[Brief]
Omit all images. Transcribe the rest of the material below exactly.

>>>

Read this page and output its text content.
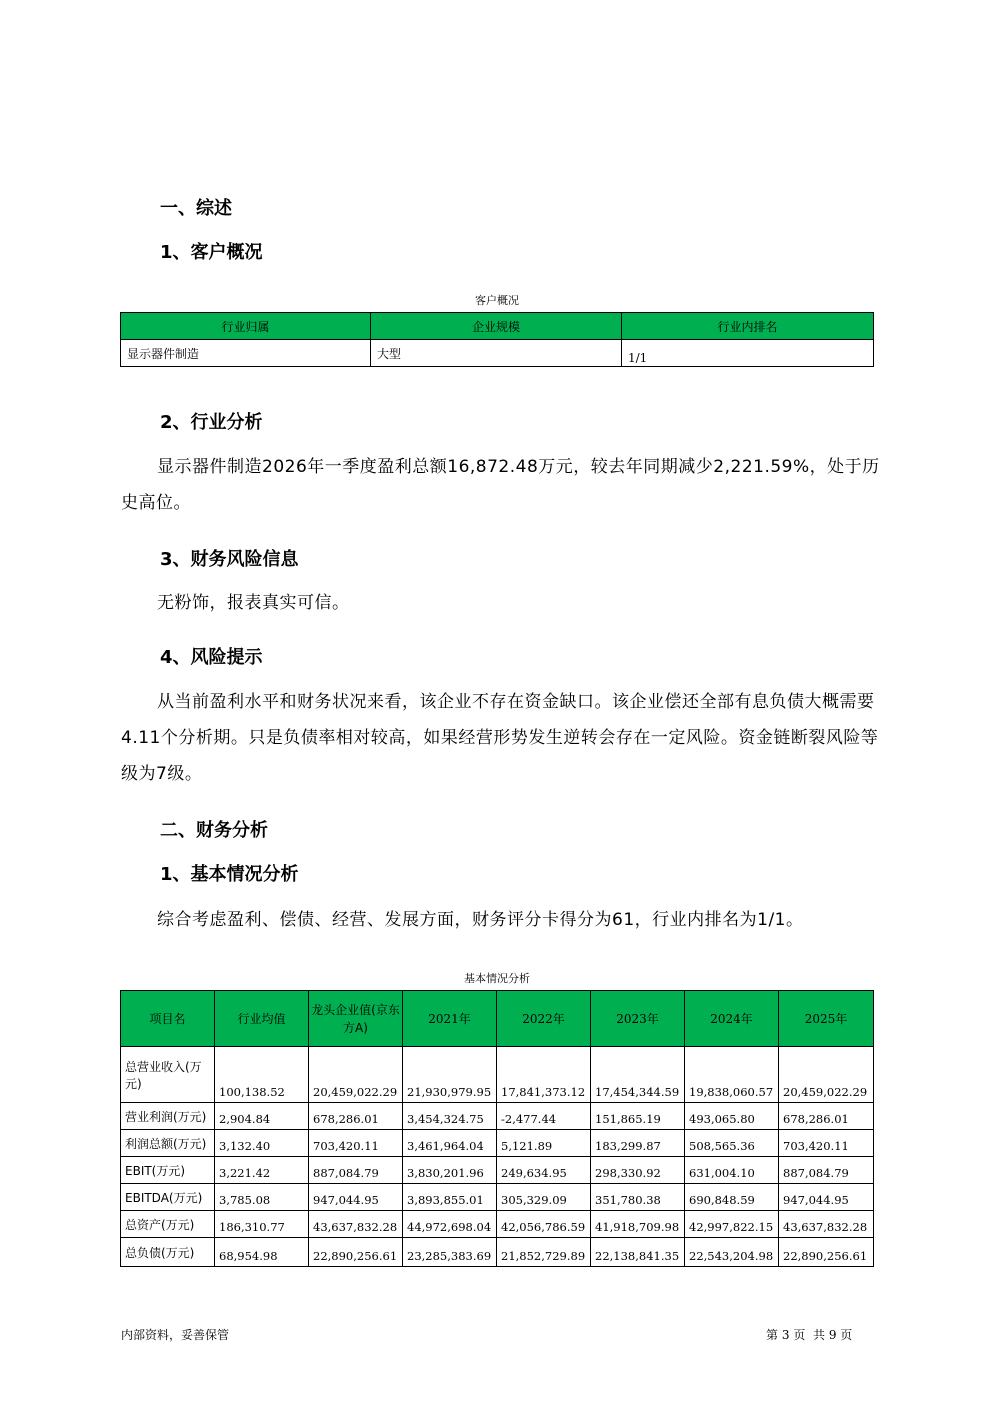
一、综述
1、客户概况
客户概况
行业归属	企业规模	行业内排名
显示器件制造	大型	1/1
2、行业分析
显示器件制造2026年一季度盈利总额16,872.48万元，较去年同期减少2,221.59%，处于历史高位。
3、财务风险信息
无粉饰，报表真实可信。
4、风险提示
从当前盈利水平和财务状况来看，该企业不存在资金缺口。该企业偿还全部有息负债大概需要 4.11个分析期。只是负债率相对较高，如果经营形势发生逆转会存在一定风险。资金链断裂风险等级为7级。
二、财务分析
1、基本情况分析
综合考虑盈利、偿债、经营、发展方面，财务评分卡得分为61，行业内排名为1/1。
基本情况分析
项目名	行业均值	龙头企业值(京东方A)	2021年	2022年	2023年	2024年	2025年
总营业收入(万元)	100,138.52	20,459,022.29	21,930,979.95	17,841,373.12	17,454,344.59	19,838,060.57	20,459,022.29
营业利润(万元)	2,904.84	678,286.01	3,454,324.75	-2,477.44	151,865.19	493,065.80	678,286.01
利润总额(万元)	3,132.40	703,420.11	3,461,964.04	5,121.89	183,299.87	508,565.36	703,420.11
EBIT(万元)	3,221.42	887,084.79	3,830,201.96	249,634.95	298,330.92	631,004.10	887,084.79
EBITDA(万元)	3,785.08	947,044.95	3,893,855.01	305,329.09	351,780.38	690,848.59	947,044.95
总资产(万元)	186,310.77	43,637,832.28	44,972,698.04	42,056,786.59	41,918,709.98	42,997,822.15	43,637,832.28
总负债(万元)	68,954.98	22,890,256.61	23,285,383.69	21,852,729.89	22,138,841.35	22,543,204.98	22,890,256.61
内部资料，妥善保管	第 3 页 共 9 页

<<<

[Task answer]
Read this page and output its text content.
一、综述
1、客户概况
客户概况
行业归属	企业规模	行业内排名
显示器件制造	大型	1/1
2、行业分析
显示器件制造2026年一季度盈利总额16,872.48万元，较去年同期减少2,221.59%，处于历史高位。
3、财务风险信息
无粉饰，报表真实可信。
4、风险提示
从当前盈利水平和财务状况来看，该企业不存在资金缺口。该企业偿还全部有息负债大概需要 4.11个分析期。只是负债率相对较高，如果经营形势发生逆转会存在一定风险。资金链断裂风险等级为7级。
二、财务分析
1、基本情况分析
综合考虑盈利、偿债、经营、发展方面，财务评分卡得分为61，行业内排名为1/1。
基本情况分析
项目名	行业均值	龙头企业值(京东方A)	2021年	2022年	2023年	2024年	2025年
总营业收入(万元)	100,138.52	20,459,022.29	21,930,979.95	17,841,373.12	17,454,344.59	19,838,060.57	20,459,022.29
营业利润(万元)	2,904.84	678,286.01	3,454,324.75	-2,477.44	151,865.19	493,065.80	678,286.01
利润总额(万元)	3,132.40	703,420.11	3,461,964.04	5,121.89	183,299.87	508,565.36	703,420.11
EBIT(万元)	3,221.42	887,084.79	3,830,201.96	249,634.95	298,330.92	631,004.10	887,084.79
EBITDA(万元)	3,785.08	947,044.95	3,893,855.01	305,329.09	351,780.38	690,848.59	947,044.95
总资产(万元)	186,310.77	43,637,832.28	44,972,698.04	42,056,786.59	41,918,709.98	42,997,822.15	43,637,832.28
总负债(万元)	68,954.98	22,890,256.61	23,285,383.69	21,852,729.89	22,138,841.35	22,543,204.98	22,890,256.61
内部资料，妥善保管	第 3 页 共 9 页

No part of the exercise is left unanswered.